Given records:

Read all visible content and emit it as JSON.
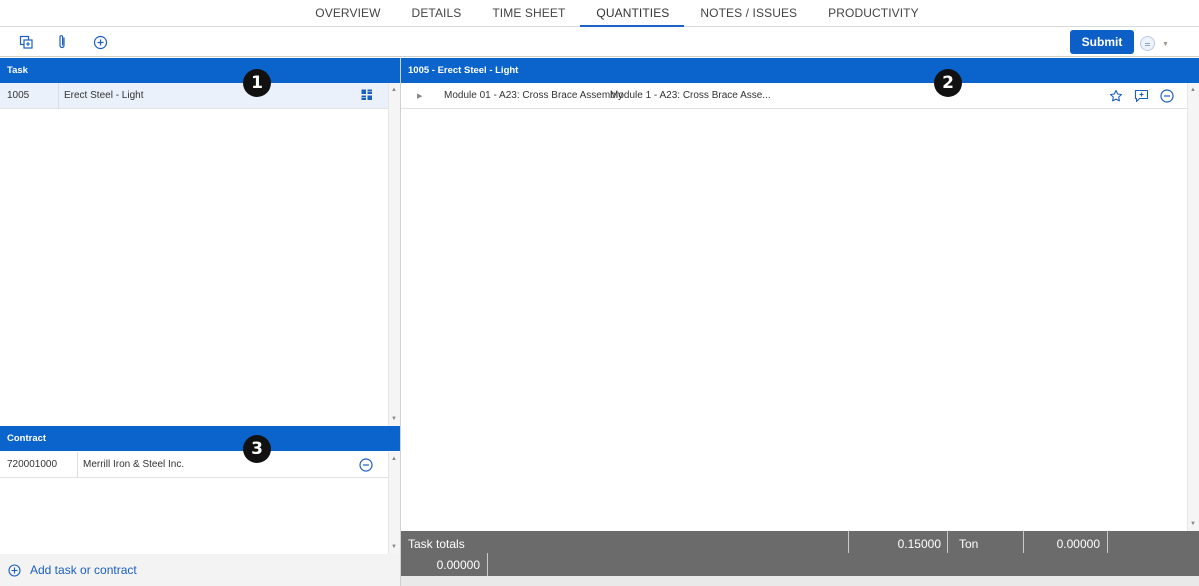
{
  "nav": {
    "tabs": [
      {
        "label": "OVERVIEW"
      },
      {
        "label": "DETAILS"
      },
      {
        "label": "TIME SHEET"
      },
      {
        "label": "QUANTITIES"
      },
      {
        "label": "NOTES / ISSUES"
      },
      {
        "label": "PRODUCTIVITY"
      }
    ],
    "active_tab": "QUANTITIES"
  },
  "toolbar": {
    "icons": [
      "copy-icon",
      "paperclip-icon",
      "add-circle-icon"
    ],
    "submit_label": "Submit",
    "accent_color": "#0d5fc8"
  },
  "task_panel": {
    "header": "Task",
    "rows": [
      {
        "code": "1005",
        "name": "Erect Steel - Light",
        "icon": "grid-view-icon"
      }
    ]
  },
  "contract_panel": {
    "header": "Contract",
    "rows": [
      {
        "code": "720001000",
        "name": "Merrill Iron & Steel Inc.",
        "icon": "minus-circle-icon"
      }
    ]
  },
  "add_link": "Add task or contract",
  "detail_panel": {
    "header": "1005 - Erect Steel - Light",
    "rows": [
      {
        "name": "Module 01 - A23: Cross Brace Assembly",
        "description": "Module 1 - A23: Cross Brace Asse...",
        "icons": [
          "star-icon",
          "add-comment-icon",
          "minus-circle-icon"
        ]
      }
    ]
  },
  "totals": {
    "label": "Task totals",
    "quantity": "0.15000",
    "unit": "Ton",
    "value2": "0.00000",
    "value3": "0.00000"
  },
  "markers": [
    "1",
    "2",
    "3"
  ],
  "colors": {
    "header_blue": "#0b63cc",
    "totals_gray": "#6b6b6b",
    "selected_row": "#eaf1fb"
  }
}
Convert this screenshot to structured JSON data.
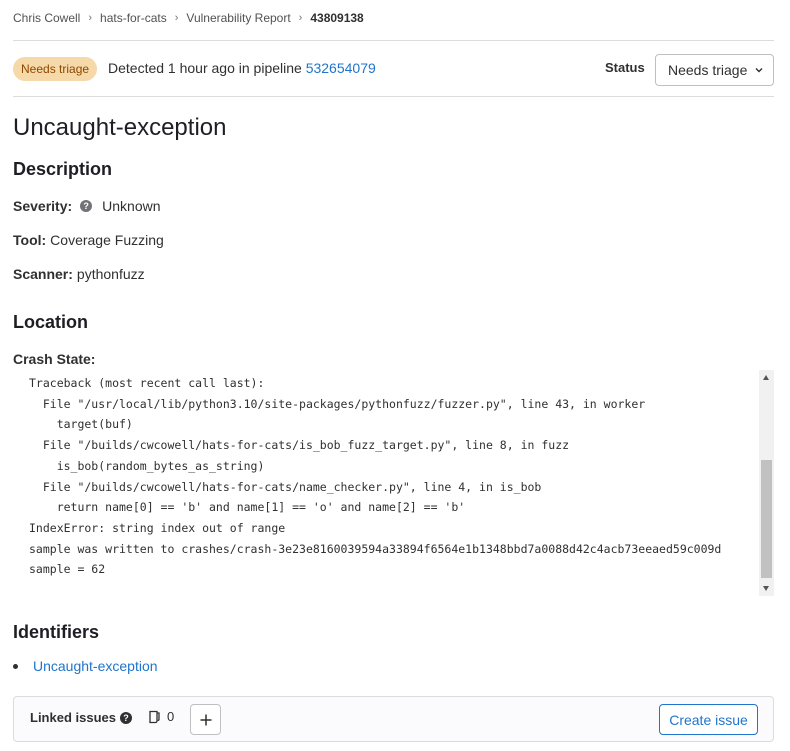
{
  "breadcrumb": [
    "Chris Cowell",
    "hats-for-cats",
    "Vulnerability Report",
    "43809138"
  ],
  "header": {
    "badge": "Needs triage",
    "detected_prefix": "Detected 1 hour ago in pipeline",
    "pipeline_id": "532654079",
    "status_label": "Status",
    "status_value": "Needs triage"
  },
  "title": "Uncaught-exception",
  "description": {
    "heading": "Description",
    "severity_label": "Severity:",
    "severity_value": "Unknown",
    "tool_label": "Tool:",
    "tool_value": "Coverage Fuzzing",
    "scanner_label": "Scanner:",
    "scanner_value": "pythonfuzz"
  },
  "location": {
    "heading": "Location",
    "crash_state_label": "Crash State:",
    "crash_state": "Traceback (most recent call last):\n  File \"/usr/local/lib/python3.10/site-packages/pythonfuzz/fuzzer.py\", line 43, in worker\n    target(buf)\n  File \"/builds/cwcowell/hats-for-cats/is_bob_fuzz_target.py\", line 8, in fuzz\n    is_bob(random_bytes_as_string)\n  File \"/builds/cwcowell/hats-for-cats/name_checker.py\", line 4, in is_bob\n    return name[0] == 'b' and name[1] == 'o' and name[2] == 'b'\nIndexError: string index out of range\nsample was written to crashes/crash-3e23e8160039594a33894f6564e1b1348bbd7a0088d42c4acb73eeaed59c009d\nsample = 62"
  },
  "identifiers": {
    "heading": "Identifiers",
    "items": [
      "Uncaught-exception"
    ]
  },
  "linked_issues": {
    "label": "Linked issues",
    "count": "0",
    "create_label": "Create issue"
  },
  "icons": {
    "severity": "question-icon",
    "linked_help": "question-icon",
    "issues": "issues-icon",
    "add": "plus-icon",
    "dropdown": "chevron-down-icon"
  }
}
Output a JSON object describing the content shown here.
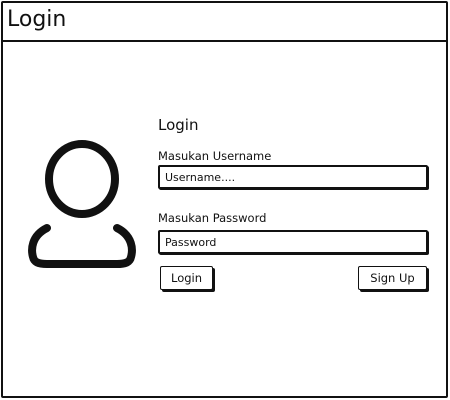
{
  "window": {
    "title": "Login"
  },
  "form": {
    "title": "Login",
    "avatar_icon": "user-icon",
    "username": {
      "label": "Masukan Username",
      "placeholder": "Username....",
      "value": ""
    },
    "password": {
      "label": "Masukan Password",
      "placeholder": "Password",
      "value": ""
    },
    "login_label": "Login",
    "signup_label": "Sign Up"
  },
  "colors": {
    "ink": "#111111",
    "background": "#ffffff"
  }
}
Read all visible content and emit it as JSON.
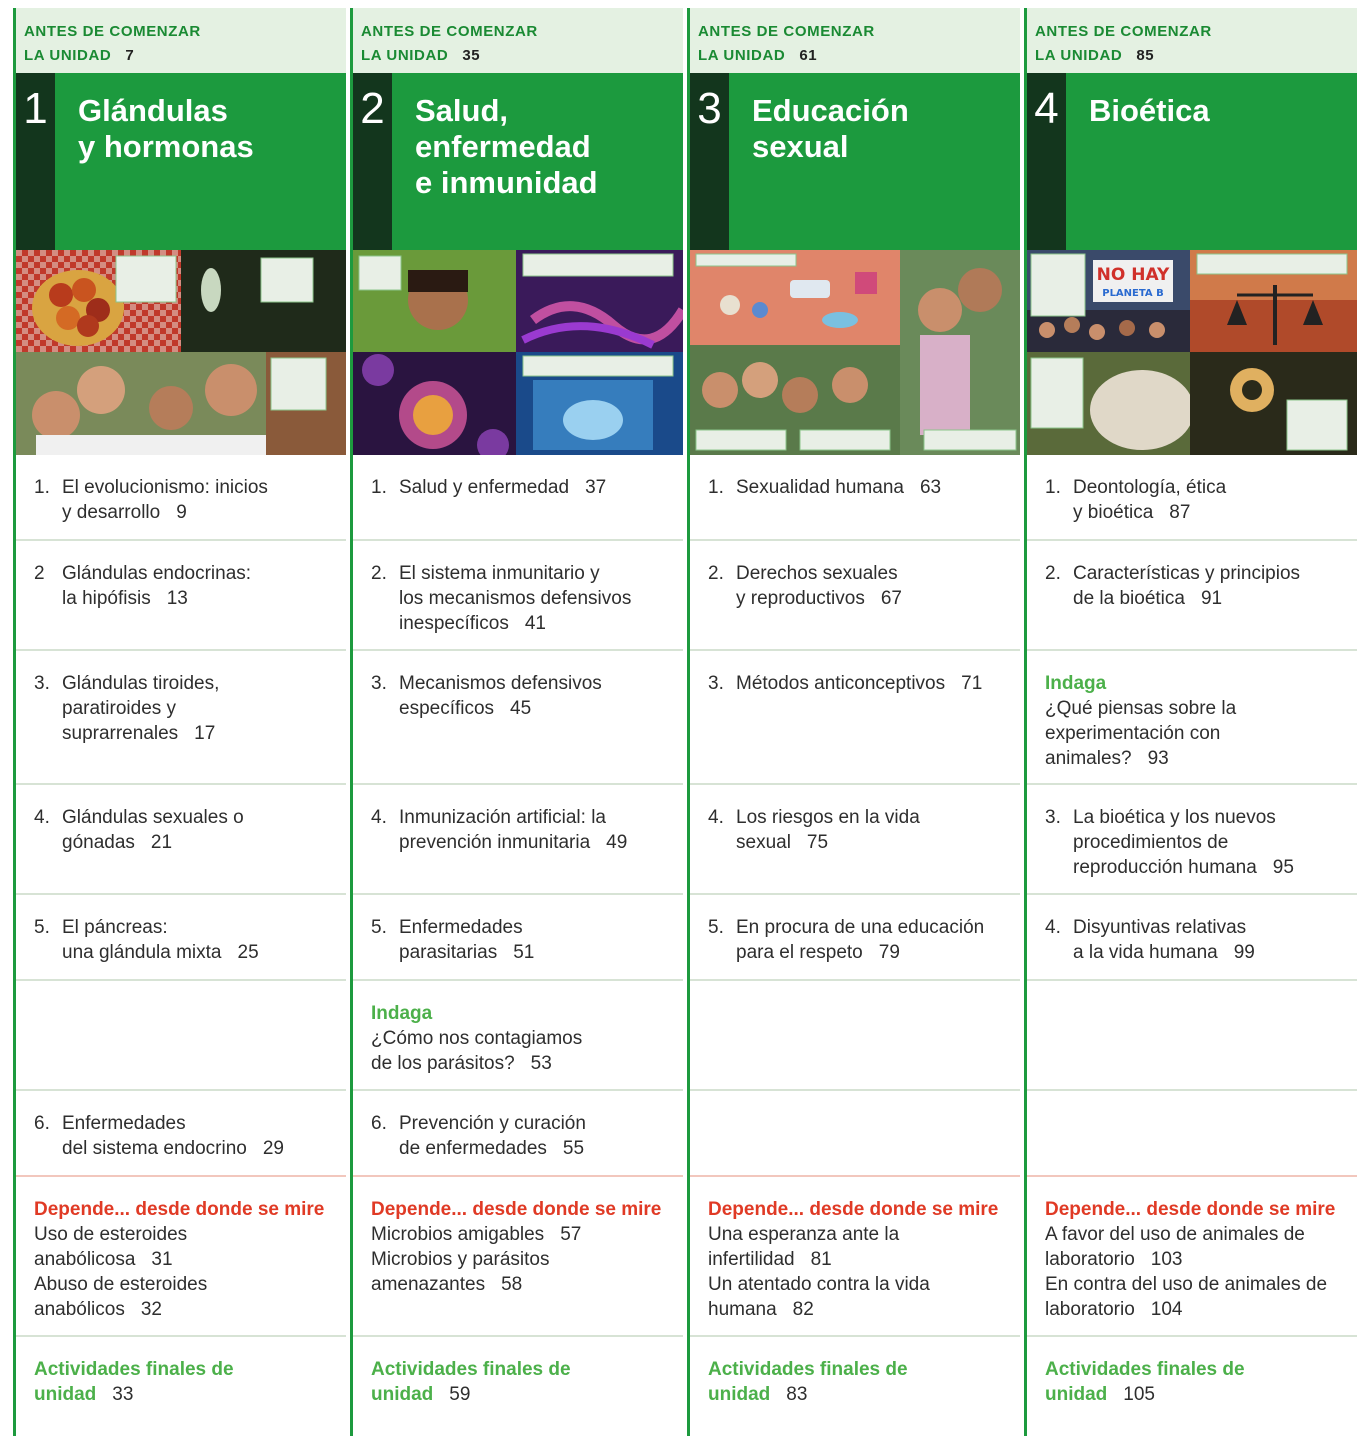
{
  "header_label_line1": "ANTES DE COMENZAR",
  "header_label_line2": "LA UNIDAD",
  "units": [
    {
      "number": "1",
      "before_page": "7",
      "title_lines": [
        "Glándulas",
        "y hormonas",
        ""
      ],
      "lessons": [
        {
          "n": "1.",
          "lines": [
            "El evolucionismo: inicios",
            "y desarrollo"
          ],
          "page": "9"
        },
        {
          "n": "2",
          "lines": [
            "Glándulas endocrinas:",
            "la hipófisis"
          ],
          "page": "13"
        },
        {
          "n": "3.",
          "lines": [
            "Glándulas tiroides,",
            "paratiroides y",
            "suprarrenales"
          ],
          "page": "17"
        },
        {
          "n": "4.",
          "lines": [
            "Glándulas sexuales o",
            "gónadas"
          ],
          "page": "21"
        },
        {
          "n": "5.",
          "lines": [
            "El páncreas:",
            "una glándula mixta"
          ],
          "page": "25"
        }
      ],
      "indaga": null,
      "lesson6": {
        "n": "6.",
        "lines": [
          "Enfermedades",
          "del sistema endocrino"
        ],
        "page": "29"
      },
      "depende_heading": "Depende... desde donde se mire",
      "depende_items": [
        {
          "lines": [
            "Uso de esteroides",
            "anabólicosa"
          ],
          "page": "31"
        },
        {
          "lines": [
            "Abuso de esteroides",
            "anabólicos"
          ],
          "page": "32"
        }
      ],
      "final_lines": [
        "Actividades finales de",
        "unidad"
      ],
      "final_page": "33"
    },
    {
      "number": "2",
      "before_page": "35",
      "title_lines": [
        "Salud,",
        "enfermedad",
        "e inmunidad"
      ],
      "lessons": [
        {
          "n": "1.",
          "lines": [
            "Salud y enfermedad"
          ],
          "page": "37"
        },
        {
          "n": "2.",
          "lines": [
            "El sistema inmunitario y",
            "los mecanismos defensivos",
            "inespecíficos"
          ],
          "page": "41"
        },
        {
          "n": "3.",
          "lines": [
            "Mecanismos defensivos",
            "específicos"
          ],
          "page": "45"
        },
        {
          "n": "4.",
          "lines": [
            "Inmunización artificial: la",
            "prevención inmunitaria"
          ],
          "page": "49"
        },
        {
          "n": "5.",
          "lines": [
            "Enfermedades",
            "parasitarias"
          ],
          "page": "51"
        }
      ],
      "indaga": {
        "label": "Indaga",
        "lines": [
          "¿Cómo nos contagiamos",
          "de los parásitos?"
        ],
        "page": "53"
      },
      "lesson6": {
        "n": "6.",
        "lines": [
          "Prevención y curación",
          "de enfermedades"
        ],
        "page": "55"
      },
      "depende_heading": "Depende... desde donde se mire",
      "depende_items": [
        {
          "lines": [
            "Microbios amigables"
          ],
          "page": "57"
        },
        {
          "lines": [
            "Microbios y parásitos",
            "amenazantes"
          ],
          "page": "58"
        }
      ],
      "final_lines": [
        "Actividades finales de",
        "unidad"
      ],
      "final_page": "59"
    },
    {
      "number": "3",
      "before_page": "61",
      "title_lines": [
        "Educación",
        "sexual",
        ""
      ],
      "lessons": [
        {
          "n": "1.",
          "lines": [
            "Sexualidad humana"
          ],
          "page": "63"
        },
        {
          "n": "2.",
          "lines": [
            "Derechos sexuales",
            "y reproductivos"
          ],
          "page": "67"
        },
        {
          "n": "3.",
          "lines": [
            "Métodos anticonceptivos"
          ],
          "page": "71"
        },
        {
          "n": "4.",
          "lines": [
            "Los riesgos en la vida",
            "sexual"
          ],
          "page": "75"
        },
        {
          "n": "5.",
          "lines": [
            "En procura de una educación",
            "para el respeto"
          ],
          "page": "79"
        }
      ],
      "indaga": null,
      "lesson6": null,
      "depende_heading": "Depende... desde donde se mire",
      "depende_items": [
        {
          "lines": [
            "Una esperanza ante la",
            "infertilidad"
          ],
          "page": "81"
        },
        {
          "lines": [
            "Un atentado contra la vida",
            "humana"
          ],
          "page": "82"
        }
      ],
      "final_lines": [
        "Actividades finales de",
        "unidad"
      ],
      "final_page": "83"
    },
    {
      "number": "4",
      "before_page": "85",
      "title_lines": [
        "Bioética",
        "",
        ""
      ],
      "lessons": [
        {
          "n": "1.",
          "lines": [
            "Deontología, ética",
            "y bioética"
          ],
          "page": "87"
        },
        {
          "n": "2.",
          "lines": [
            "Características y principios",
            "de la bioética"
          ],
          "page": "91"
        },
        {
          "indaga": true,
          "label": "Indaga",
          "lines": [
            "¿Qué piensas sobre la",
            "experimentación con",
            "animales?"
          ],
          "page": "93"
        },
        {
          "n": "3.",
          "lines": [
            "La bioética y los nuevos",
            "procedimientos de",
            "reproducción humana"
          ],
          "page": "95"
        },
        {
          "n": "4.",
          "lines": [
            "Disyuntivas relativas",
            "a la vida humana"
          ],
          "page": "99"
        }
      ],
      "indaga": null,
      "lesson6": null,
      "depende_heading": "Depende... desde donde se mire",
      "depende_items": [
        {
          "lines": [
            "A favor del uso de animales de",
            "laboratorio"
          ],
          "page": "103"
        },
        {
          "lines": [
            "En contra del uso de animales de",
            "laboratorio"
          ],
          "page": "104"
        }
      ],
      "final_lines": [
        "Actividades finales de",
        "unidad"
      ],
      "final_page": "105"
    }
  ],
  "photo_text": {
    "no_hay": "NO HAY",
    "planeta": "PLANETA B"
  },
  "colors": {
    "green": "#1c9a3e",
    "dark_green": "#13361d",
    "light_green_bg": "#e4f1e2",
    "indaga_green": "#4cb04a",
    "depende_red": "#e03a25"
  }
}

Stated exercise:
Go through the entries above and copy every line containing "Login".

Worked answer:
    "title": "Login"
    "title": "Login",
    "login_label": "Login",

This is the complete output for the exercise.